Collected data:

===============

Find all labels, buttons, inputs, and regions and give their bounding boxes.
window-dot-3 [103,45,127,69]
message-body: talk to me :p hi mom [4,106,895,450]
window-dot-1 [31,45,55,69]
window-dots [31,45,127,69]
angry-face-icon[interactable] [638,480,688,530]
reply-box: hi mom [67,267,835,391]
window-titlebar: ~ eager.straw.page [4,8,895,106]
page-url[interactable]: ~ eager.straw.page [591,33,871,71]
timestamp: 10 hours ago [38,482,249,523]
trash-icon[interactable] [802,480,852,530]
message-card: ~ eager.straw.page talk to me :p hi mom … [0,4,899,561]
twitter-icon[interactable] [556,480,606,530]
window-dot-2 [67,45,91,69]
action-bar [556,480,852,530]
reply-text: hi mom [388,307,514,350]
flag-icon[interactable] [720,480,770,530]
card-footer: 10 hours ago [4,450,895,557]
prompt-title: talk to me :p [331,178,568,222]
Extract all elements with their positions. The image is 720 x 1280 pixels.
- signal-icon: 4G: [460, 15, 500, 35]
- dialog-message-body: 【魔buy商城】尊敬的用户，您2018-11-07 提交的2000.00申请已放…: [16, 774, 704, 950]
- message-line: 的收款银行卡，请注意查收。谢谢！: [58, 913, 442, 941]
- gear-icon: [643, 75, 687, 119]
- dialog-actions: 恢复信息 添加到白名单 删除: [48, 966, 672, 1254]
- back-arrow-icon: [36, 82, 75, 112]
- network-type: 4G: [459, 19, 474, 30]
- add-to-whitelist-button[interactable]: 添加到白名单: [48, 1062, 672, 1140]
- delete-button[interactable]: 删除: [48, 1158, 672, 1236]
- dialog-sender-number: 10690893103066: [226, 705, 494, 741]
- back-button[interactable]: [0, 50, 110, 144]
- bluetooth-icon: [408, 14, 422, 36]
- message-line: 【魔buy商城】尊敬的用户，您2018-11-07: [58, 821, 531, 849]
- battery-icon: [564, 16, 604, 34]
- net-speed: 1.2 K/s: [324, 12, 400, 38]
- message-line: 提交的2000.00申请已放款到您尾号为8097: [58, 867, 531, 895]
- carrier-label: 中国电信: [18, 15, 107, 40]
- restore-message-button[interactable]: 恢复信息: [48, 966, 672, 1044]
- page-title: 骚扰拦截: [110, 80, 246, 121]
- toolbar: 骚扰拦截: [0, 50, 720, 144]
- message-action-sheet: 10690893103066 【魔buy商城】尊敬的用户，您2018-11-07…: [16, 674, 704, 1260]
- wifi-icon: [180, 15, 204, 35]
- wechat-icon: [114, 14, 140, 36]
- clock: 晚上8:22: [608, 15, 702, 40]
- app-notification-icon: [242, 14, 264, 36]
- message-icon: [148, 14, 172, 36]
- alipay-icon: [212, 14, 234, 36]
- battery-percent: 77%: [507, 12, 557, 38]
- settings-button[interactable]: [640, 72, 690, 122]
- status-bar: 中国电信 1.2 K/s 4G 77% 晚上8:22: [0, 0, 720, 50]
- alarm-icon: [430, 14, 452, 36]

===============

Problem to solve: How many lines in the items above contain the string "骚扰拦截", with case counting? Reply with the number alone.

Answer to the task: 2